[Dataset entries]

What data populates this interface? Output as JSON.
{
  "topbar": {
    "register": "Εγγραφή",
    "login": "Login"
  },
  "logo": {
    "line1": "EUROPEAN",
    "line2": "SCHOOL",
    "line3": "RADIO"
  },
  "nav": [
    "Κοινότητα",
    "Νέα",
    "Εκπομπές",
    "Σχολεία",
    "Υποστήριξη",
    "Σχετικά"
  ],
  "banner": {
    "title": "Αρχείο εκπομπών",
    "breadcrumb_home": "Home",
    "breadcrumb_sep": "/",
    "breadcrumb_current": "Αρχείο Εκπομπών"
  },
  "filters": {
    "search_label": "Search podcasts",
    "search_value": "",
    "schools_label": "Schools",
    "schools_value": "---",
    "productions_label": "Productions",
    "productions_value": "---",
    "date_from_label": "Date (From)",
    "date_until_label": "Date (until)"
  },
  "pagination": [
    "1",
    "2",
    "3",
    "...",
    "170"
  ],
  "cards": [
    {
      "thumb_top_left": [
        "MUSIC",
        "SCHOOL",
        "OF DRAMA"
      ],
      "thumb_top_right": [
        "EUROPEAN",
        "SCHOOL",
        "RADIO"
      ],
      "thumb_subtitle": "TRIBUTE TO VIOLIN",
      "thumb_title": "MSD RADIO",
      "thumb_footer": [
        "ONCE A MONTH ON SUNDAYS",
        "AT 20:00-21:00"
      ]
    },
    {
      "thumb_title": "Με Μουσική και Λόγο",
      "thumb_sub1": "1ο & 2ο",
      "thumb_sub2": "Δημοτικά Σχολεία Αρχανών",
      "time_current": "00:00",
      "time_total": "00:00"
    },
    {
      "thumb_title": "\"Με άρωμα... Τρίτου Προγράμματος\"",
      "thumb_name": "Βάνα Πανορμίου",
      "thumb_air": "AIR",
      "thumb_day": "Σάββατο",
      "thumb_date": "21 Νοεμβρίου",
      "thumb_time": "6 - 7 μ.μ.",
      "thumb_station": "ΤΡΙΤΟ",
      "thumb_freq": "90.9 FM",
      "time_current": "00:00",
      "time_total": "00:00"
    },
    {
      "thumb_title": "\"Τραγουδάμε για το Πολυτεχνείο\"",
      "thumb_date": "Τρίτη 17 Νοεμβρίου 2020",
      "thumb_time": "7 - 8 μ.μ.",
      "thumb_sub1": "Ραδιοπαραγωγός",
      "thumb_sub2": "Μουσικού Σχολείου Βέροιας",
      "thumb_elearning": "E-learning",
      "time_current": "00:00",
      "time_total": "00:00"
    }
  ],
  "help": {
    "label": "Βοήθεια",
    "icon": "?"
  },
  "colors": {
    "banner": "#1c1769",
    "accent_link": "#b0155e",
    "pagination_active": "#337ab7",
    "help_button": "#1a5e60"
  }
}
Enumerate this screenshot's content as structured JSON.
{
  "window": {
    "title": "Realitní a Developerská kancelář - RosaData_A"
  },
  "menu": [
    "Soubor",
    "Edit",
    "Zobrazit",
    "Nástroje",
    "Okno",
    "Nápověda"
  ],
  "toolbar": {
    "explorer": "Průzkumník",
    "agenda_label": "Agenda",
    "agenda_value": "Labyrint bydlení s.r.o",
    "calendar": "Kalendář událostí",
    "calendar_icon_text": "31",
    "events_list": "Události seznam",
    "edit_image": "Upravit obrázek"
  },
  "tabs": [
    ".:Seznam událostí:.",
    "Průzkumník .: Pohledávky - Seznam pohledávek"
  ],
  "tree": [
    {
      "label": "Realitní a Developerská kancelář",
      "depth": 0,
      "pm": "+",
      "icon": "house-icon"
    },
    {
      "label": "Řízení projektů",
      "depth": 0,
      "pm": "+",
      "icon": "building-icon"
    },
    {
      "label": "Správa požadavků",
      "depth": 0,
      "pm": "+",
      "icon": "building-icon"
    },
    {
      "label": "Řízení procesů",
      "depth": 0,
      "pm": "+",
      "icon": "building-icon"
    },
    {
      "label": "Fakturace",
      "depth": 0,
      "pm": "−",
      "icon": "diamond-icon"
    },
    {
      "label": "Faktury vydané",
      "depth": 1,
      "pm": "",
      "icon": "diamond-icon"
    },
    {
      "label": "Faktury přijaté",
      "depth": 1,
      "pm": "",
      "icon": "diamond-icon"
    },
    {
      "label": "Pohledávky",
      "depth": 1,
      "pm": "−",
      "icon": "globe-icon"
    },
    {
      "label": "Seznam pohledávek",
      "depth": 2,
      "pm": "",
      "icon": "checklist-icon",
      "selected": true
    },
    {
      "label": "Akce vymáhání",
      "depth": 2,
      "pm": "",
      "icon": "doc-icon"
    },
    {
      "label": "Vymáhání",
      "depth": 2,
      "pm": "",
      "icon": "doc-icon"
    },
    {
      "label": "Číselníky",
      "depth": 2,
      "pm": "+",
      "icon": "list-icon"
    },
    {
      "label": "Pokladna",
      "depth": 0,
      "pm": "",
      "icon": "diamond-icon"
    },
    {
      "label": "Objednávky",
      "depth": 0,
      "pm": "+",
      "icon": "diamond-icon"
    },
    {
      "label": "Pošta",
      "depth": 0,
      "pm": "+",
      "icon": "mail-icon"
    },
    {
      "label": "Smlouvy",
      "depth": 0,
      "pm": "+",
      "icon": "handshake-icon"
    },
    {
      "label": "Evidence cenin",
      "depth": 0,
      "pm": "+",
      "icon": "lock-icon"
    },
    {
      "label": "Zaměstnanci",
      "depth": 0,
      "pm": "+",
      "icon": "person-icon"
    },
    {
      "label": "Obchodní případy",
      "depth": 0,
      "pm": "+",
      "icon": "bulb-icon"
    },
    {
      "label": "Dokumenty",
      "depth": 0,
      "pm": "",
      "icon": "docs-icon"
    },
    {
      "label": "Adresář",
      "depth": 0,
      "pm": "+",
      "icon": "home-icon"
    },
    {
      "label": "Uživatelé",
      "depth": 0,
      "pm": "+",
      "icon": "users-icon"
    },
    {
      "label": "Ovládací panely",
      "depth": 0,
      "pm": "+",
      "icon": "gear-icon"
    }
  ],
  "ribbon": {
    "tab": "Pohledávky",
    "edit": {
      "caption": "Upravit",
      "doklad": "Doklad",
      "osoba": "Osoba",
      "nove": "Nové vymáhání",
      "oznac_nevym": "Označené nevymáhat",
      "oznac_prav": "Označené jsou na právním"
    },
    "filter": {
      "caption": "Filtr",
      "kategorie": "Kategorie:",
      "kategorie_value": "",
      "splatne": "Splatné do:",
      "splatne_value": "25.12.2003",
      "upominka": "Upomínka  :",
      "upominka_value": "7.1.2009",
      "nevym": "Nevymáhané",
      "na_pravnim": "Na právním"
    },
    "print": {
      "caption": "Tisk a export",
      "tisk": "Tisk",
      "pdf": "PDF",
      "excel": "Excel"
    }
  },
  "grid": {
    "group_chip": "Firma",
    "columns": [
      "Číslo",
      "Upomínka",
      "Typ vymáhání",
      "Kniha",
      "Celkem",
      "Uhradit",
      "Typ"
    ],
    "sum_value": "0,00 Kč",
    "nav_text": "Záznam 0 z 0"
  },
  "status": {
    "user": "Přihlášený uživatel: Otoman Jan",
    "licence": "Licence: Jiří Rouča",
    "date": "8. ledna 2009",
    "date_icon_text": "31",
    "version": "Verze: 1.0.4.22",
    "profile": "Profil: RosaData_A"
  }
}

Instructions to follow:
Give the listing above again, word for word.

Exercise response:
What data populates this interface? Output as JSON.
{
  "topbar": {
    "register": "Εγγραφή",
    "login": "Login"
  },
  "logo": {
    "line1": "EUROPEAN",
    "line2": "SCHOOL",
    "line3": "RADIO"
  },
  "nav": [
    "Κοινότητα",
    "Νέα",
    "Εκπομπές",
    "Σχολεία",
    "Υποστήριξη",
    "Σχετικά"
  ],
  "banner": {
    "title": "Αρχείο εκπομπών",
    "breadcrumb_home": "Home",
    "breadcrumb_sep": "/",
    "breadcrumb_current": "Αρχείο Εκπομπών"
  },
  "filters": {
    "search_label": "Search podcasts",
    "search_value": "",
    "schools_label": "Schools",
    "schools_value": "---",
    "productions_label": "Productions",
    "productions_value": "---",
    "date_from_label": "Date (From)",
    "date_until_label": "Date (until)"
  },
  "pagination": [
    "1",
    "2",
    "3",
    "...",
    "170"
  ],
  "cards": [
    {
      "thumb_top_left": [
        "MUSIC",
        "SCHOOL",
        "OF DRAMA"
      ],
      "thumb_top_right": [
        "EUROPEAN",
        "SCHOOL",
        "RADIO"
      ],
      "thumb_subtitle": "TRIBUTE TO VIOLIN",
      "thumb_title": "MSD RADIO",
      "thumb_footer": [
        "ONCE A MONTH ON SUNDAYS",
        "AT 20:00-21:00"
      ]
    },
    {
      "thumb_title": "Με Μουσική και Λόγο",
      "thumb_sub1": "1ο & 2ο",
      "thumb_sub2": "Δημοτικά Σχολεία Αρχανών",
      "time_current": "00:00",
      "time_total": "00:00"
    },
    {
      "thumb_title": "\"Με άρωμα... Τρίτου Προγράμματος\"",
      "thumb_name": "Βάνα Πανορμίου",
      "thumb_air": "AIR",
      "thumb_day": "Σάββατο",
      "thumb_date": "21 Νοεμβρίου",
      "thumb_time": "6 - 7 μ.μ.",
      "thumb_station": "ΤΡΙΤΟ",
      "thumb_freq": "90.9 FM",
      "time_current": "00:00",
      "time_total": "00:00"
    },
    {
      "thumb_title": "\"Τραγουδάμε για το Πολυτεχνείο\"",
      "thumb_date": "Τρίτη 17 Νοεμβρίου 2020",
      "thumb_time": "7 - 8 μ.μ.",
      "thumb_sub1": "Ραδιοπαραγωγός",
      "thumb_sub2": "Μουσικού Σχολείου Βέροιας",
      "thumb_elearning": "E-learning",
      "time_current": "00:00",
      "time_total": "00:00"
    }
  ],
  "help": {
    "label": "Βοήθεια",
    "icon": "?"
  },
  "colors": {
    "banner": "#1c1769",
    "accent_link": "#b0155e",
    "pagination_active": "#337ab7",
    "help_button": "#1a5e60"
  }
}
Enumerate this screenshot's content as structured JSON.
{
  "window": {
    "title": "Realitní a Developerská kancelář - RosaData_A"
  },
  "menu": [
    "Soubor",
    "Edit",
    "Zobrazit",
    "Nástroje",
    "Okno",
    "Nápověda"
  ],
  "toolbar": {
    "explorer": "Průzkumník",
    "agenda_label": "Agenda",
    "agenda_value": "Labyrint bydlení s.r.o",
    "calendar": "Kalendář událostí",
    "calendar_icon_text": "31",
    "events_list": "Události seznam",
    "edit_image": "Upravit obrázek"
  },
  "tabs": [
    ".:Seznam událostí:.",
    "Průzkumník .: Pohledávky - Seznam pohledávek"
  ],
  "tree": [
    {
      "label": "Realitní a Developerská kancelář",
      "depth": 0,
      "pm": "+",
      "icon": "house-icon"
    },
    {
      "label": "Řízení projektů",
      "depth": 0,
      "pm": "+",
      "icon": "building-icon"
    },
    {
      "label": "Správa požadavků",
      "depth": 0,
      "pm": "+",
      "icon": "building-icon"
    },
    {
      "label": "Řízení procesů",
      "depth": 0,
      "pm": "+",
      "icon": "building-icon"
    },
    {
      "label": "Fakturace",
      "depth": 0,
      "pm": "−",
      "icon": "diamond-icon"
    },
    {
      "label": "Faktury vydané",
      "depth": 1,
      "pm": "",
      "icon": "diamond-icon"
    },
    {
      "label": "Faktury přijaté",
      "depth": 1,
      "pm": "",
      "icon": "diamond-icon"
    },
    {
      "label": "Pohledávky",
      "depth": 1,
      "pm": "−",
      "icon": "globe-icon"
    },
    {
      "label": "Seznam pohledávek",
      "depth": 2,
      "pm": "",
      "icon": "checklist-icon",
      "selected": true
    },
    {
      "label": "Akce vymáhání",
      "depth": 2,
      "pm": "",
      "icon": "doc-icon"
    },
    {
      "label": "Vymáhání",
      "depth": 2,
      "pm": "",
      "icon": "doc-icon"
    },
    {
      "label": "Číselníky",
      "depth": 2,
      "pm": "+",
      "icon": "list-icon"
    },
    {
      "label": "Pokladna",
      "depth": 0,
      "pm": "",
      "icon": "diamond-icon"
    },
    {
      "label": "Objednávky",
      "depth": 0,
      "pm": "+",
      "icon": "diamond-icon"
    },
    {
      "label": "Pošta",
      "depth": 0,
      "pm": "+",
      "icon": "mail-icon"
    },
    {
      "label": "Smlouvy",
      "depth": 0,
      "pm": "+",
      "icon": "handshake-icon"
    },
    {
      "label": "Evidence cenin",
      "depth": 0,
      "pm": "+",
      "icon": "lock-icon"
    },
    {
      "label": "Zaměstnanci",
      "depth": 0,
      "pm": "+",
      "icon": "person-icon"
    },
    {
      "label": "Obchodní případy",
      "depth": 0,
      "pm": "+",
      "icon": "bulb-icon"
    },
    {
      "label": "Dokumenty",
      "depth": 0,
      "pm": "",
      "icon": "docs-icon"
    },
    {
      "label": "Adresář",
      "depth": 0,
      "pm": "+",
      "icon": "home-icon"
    },
    {
      "label": "Uživatelé",
      "depth": 0,
      "pm": "+",
      "icon": "users-icon"
    },
    {
      "label": "Ovládací panely",
      "depth": 0,
      "pm": "+",
      "icon": "gear-icon"
    }
  ],
  "ribbon": {
    "tab": "Pohledávky",
    "edit": {
      "caption": "Upravit",
      "doklad": "Doklad",
      "osoba": "Osoba",
      "nove": "Nové vymáhání",
      "oznac_nevym": "Označené nevymáhat",
      "oznac_prav": "Označené jsou na právním"
    },
    "filter": {
      "caption": "Filtr",
      "kategorie": "Kategorie:",
      "kategorie_value": "",
      "splatne": "Splatné do:",
      "splatne_value": "25.12.2003",
      "upominka": "Upomínka  :",
      "upominka_value": "7.1.2009",
      "nevym": "Nevymáhané",
      "na_pravnim": "Na právním"
    },
    "print": {
      "caption": "Tisk a export",
      "tisk": "Tisk",
      "pdf": "PDF",
      "excel": "Excel"
    }
  },
  "grid": {
    "group_chip": "Firma",
    "columns": [
      "Číslo",
      "Upomínka",
      "Typ vymáhání",
      "Kniha",
      "Celkem",
      "Uhradit",
      "Typ"
    ],
    "sum_value": "0,00 Kč",
    "nav_text": "Záznam 0 z 0"
  },
  "status": {
    "user": "Přihlášený uživatel: Otoman Jan",
    "licence": "Licence: Jiří Rouča",
    "date": "8. ledna 2009",
    "date_icon_text": "31",
    "version": "Verze: 1.0.4.22",
    "profile": "Profil: RosaData_A"
  }
}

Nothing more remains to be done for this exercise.